** begin **
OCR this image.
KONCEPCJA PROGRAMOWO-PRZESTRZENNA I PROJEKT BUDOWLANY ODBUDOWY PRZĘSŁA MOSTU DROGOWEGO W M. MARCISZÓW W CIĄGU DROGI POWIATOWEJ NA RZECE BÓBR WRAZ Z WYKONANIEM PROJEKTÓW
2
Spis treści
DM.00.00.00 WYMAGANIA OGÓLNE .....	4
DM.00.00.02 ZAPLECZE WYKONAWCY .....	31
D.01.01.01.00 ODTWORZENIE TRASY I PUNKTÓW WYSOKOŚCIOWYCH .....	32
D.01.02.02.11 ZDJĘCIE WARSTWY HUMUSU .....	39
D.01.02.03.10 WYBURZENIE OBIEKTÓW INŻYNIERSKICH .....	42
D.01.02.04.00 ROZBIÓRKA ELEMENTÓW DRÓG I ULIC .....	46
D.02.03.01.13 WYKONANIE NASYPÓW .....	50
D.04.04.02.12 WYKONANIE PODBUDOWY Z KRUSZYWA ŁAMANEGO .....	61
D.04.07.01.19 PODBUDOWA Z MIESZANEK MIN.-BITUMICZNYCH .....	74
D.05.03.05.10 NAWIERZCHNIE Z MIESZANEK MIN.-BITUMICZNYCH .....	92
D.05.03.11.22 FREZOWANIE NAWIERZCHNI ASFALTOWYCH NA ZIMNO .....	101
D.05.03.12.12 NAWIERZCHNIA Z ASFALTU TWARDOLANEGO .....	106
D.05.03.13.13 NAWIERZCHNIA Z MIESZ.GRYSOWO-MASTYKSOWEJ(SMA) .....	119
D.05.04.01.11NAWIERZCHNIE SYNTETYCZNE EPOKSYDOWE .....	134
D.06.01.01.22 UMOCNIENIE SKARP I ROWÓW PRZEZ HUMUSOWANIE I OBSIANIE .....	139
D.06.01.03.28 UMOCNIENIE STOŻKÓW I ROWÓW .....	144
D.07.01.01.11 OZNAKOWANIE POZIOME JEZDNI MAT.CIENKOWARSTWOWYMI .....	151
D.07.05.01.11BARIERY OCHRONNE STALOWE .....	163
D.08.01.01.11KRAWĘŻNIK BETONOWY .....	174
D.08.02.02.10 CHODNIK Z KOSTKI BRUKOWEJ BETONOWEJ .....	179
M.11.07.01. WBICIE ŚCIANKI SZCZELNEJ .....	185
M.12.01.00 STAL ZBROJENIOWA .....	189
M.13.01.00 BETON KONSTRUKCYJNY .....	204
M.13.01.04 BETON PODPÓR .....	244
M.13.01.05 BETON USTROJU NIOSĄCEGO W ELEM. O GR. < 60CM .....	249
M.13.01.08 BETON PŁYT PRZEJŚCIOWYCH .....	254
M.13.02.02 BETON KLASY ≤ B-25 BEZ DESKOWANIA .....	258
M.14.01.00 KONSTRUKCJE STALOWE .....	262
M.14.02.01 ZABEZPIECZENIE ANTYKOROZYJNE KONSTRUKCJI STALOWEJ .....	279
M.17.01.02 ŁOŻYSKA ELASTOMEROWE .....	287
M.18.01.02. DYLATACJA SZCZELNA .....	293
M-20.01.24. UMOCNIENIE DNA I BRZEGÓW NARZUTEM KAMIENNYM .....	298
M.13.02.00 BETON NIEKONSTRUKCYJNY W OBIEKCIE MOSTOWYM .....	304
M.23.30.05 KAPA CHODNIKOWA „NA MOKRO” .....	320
** end **
** begin **
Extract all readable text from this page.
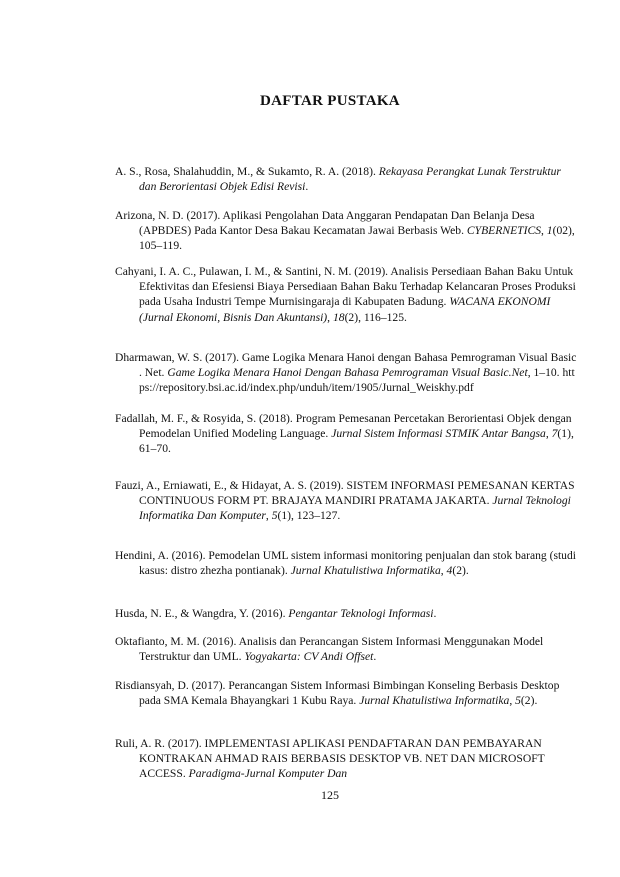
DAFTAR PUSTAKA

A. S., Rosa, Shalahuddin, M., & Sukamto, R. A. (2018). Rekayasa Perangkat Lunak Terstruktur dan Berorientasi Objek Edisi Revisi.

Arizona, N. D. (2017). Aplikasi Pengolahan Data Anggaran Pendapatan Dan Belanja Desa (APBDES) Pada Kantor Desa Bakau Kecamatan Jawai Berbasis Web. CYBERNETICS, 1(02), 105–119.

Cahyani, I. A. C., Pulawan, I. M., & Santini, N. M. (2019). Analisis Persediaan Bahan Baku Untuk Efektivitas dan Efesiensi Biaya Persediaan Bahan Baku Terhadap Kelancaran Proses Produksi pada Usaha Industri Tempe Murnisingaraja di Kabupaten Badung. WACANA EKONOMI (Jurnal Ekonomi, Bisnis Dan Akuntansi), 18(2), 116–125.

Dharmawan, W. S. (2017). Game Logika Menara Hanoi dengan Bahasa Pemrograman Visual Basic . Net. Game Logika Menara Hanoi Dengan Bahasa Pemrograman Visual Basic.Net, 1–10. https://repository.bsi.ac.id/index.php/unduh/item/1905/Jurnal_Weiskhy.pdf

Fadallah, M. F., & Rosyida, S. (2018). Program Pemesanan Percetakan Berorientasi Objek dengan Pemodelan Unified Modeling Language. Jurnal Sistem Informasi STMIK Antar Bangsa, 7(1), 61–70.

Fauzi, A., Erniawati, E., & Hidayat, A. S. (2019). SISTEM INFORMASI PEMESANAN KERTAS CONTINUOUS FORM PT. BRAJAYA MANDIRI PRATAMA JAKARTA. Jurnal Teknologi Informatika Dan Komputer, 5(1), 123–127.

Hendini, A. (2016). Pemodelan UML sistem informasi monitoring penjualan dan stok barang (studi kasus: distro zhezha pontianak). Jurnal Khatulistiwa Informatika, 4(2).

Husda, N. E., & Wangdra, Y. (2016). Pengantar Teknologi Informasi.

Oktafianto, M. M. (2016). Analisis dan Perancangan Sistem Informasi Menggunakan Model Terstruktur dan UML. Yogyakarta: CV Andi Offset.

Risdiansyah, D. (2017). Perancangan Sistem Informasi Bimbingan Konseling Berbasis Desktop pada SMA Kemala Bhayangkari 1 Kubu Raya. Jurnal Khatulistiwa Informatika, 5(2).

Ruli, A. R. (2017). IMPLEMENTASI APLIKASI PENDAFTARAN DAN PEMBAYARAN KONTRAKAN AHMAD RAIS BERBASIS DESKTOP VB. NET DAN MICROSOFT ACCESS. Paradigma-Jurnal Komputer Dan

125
** end **
** begin **
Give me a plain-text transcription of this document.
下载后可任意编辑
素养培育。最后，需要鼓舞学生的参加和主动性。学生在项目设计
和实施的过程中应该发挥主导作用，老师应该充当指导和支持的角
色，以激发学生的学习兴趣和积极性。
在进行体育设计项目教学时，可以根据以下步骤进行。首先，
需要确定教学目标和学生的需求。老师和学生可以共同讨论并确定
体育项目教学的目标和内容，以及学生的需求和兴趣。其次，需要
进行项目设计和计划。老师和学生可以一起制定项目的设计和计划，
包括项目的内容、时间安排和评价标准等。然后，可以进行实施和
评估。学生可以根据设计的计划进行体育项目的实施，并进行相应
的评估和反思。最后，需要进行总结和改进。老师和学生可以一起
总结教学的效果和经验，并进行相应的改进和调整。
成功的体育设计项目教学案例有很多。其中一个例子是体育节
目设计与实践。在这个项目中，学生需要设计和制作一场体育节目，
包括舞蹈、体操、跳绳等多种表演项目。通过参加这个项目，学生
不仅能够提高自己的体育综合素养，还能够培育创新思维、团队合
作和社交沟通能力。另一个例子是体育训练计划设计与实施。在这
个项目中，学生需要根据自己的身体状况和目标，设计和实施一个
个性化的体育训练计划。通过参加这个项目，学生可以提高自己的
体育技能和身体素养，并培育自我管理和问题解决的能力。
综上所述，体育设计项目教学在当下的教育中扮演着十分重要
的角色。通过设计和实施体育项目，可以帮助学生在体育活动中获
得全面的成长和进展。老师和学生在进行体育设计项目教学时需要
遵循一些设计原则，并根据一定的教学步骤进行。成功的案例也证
** end **
Looking back at the lines above, state how many contain the word "this", and supply nothing besides the number.

• **EXERCISE SOLUTION**
3